___ Текст для чтения
Нет, конечно. Сама жизнь, новые веяния были интуитивно восприняты художником и претворены в образы искусства раньше, чем новые идеи были осознаны умом.
Как далеко было еще до истинного освобождения женщины и гармонического развития духа и плоти, свидетельствуют не только девушки на тропининских картинах. Об этом свидетельствуют также семейные драмы Герцена и Огарева и личная неустроенность Брюллова.
Авторитет Брюллова еще более укрепил положение Тропинина среди московских художников и заказчиков.
Одно из свойств тропининского искусства — чуткость к веяниям эпохи, с которой он всегда заодно. Это отнюдь не следование моде известного портретиста. Это именно чуткое улавливание пульса жизни и затем очень точная фиксация его в художественном образе, будь то портрет или жанровая картина.
Какими же веяниями времени были подсказаны Тропинину новые сюжеты? Ответ на этот вопрос найдем опять у Герцена, который писал: «Торжественно и поэтически являлись середь мещанского мира… восторженные юноши со своими неразрезанными жилетами и отрощенными бородами. Они возвестили новую веру…
С одной стороны, освобождение женщины, призвание ее на общий труд, отдание ее судеб в ее руки, союз с нею, как с ровным.
______
- [Задания]:
**1)** Перепишите из текста о Тропинине отрывок, начиная со слов «Нет, конечно. Сама» и далее вплоть до слов «или жанровая картина.».
**2)** Ответьте по тексту о Тропинине:
(a) Чьи семейные драмы свидетельствуют о том, как далеко было до истинного освобождения женщины?
(b) Чей авторитет укрепил положение Тропинина среди московских художников и заказчиков?
(c) Какое свойство тропининского искусства названо в тексте?
___ Набор строк
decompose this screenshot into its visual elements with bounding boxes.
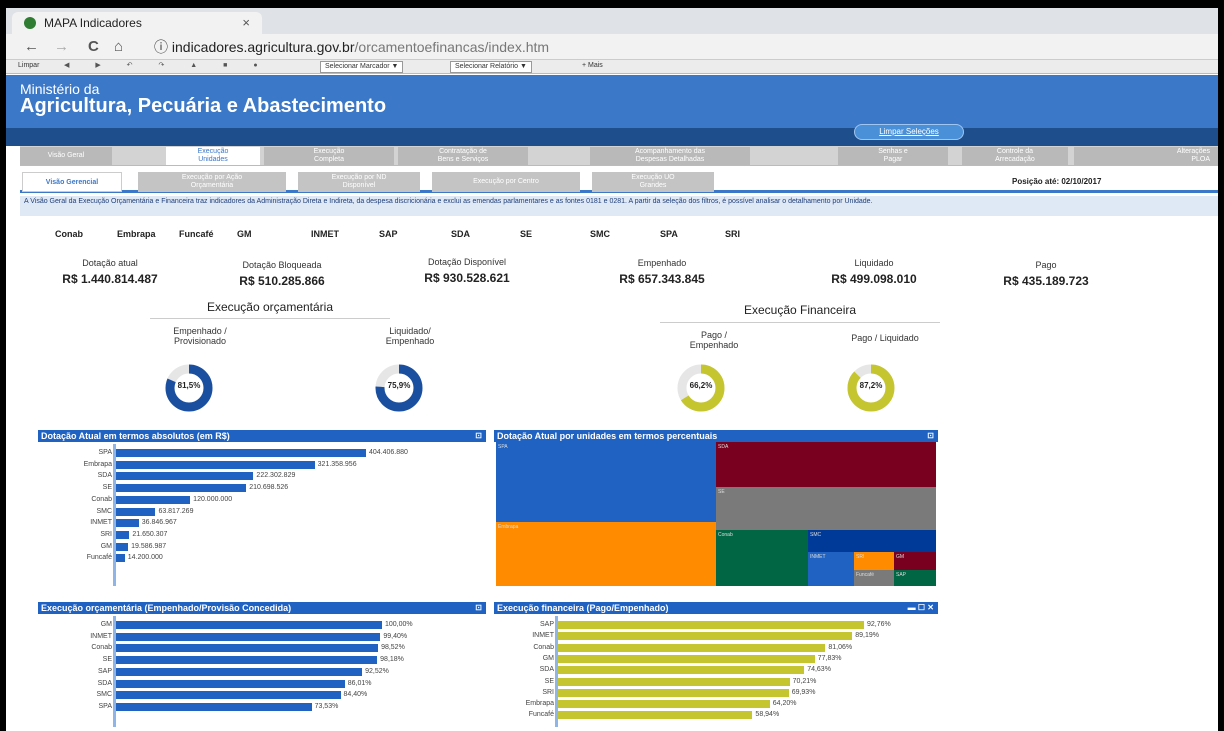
screen-frame	[0, 0, 1224, 731]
______
- [Ответы]:
**1)**
Нет, конечно. Сама жизнь, новые веяния были интуитивно восприняты художником и претворены в образы искусства раньше, чем новые идеи были осознаны умом.
Как далеко было еще до истинного освобождения женщины и гармонического развития духа и плоти, свидетельствуют не только девушки на тропининских картинах. Об этом свидетельствуют также семейные драмы Герцена и Огарева и личная неустроенность Брюллова.
Авторитет Брюллова еще более укрепил положение Тропинина среди московских художников и заказчиков.
Одно из свойств тропининского искусства — чуткость к веяниям эпохи, с которой он всегда заодно. Это отнюдь не следование моде известного портретиста. Это именно чуткое улавливание пульса жизни и затем очень точная фиксация его в художественном образе, будь то портрет или жанровая картина.

**2)**
(a) Герцена и Огарева.
(b) Брюллова.
(c) Чуткость к веяниям эпохи.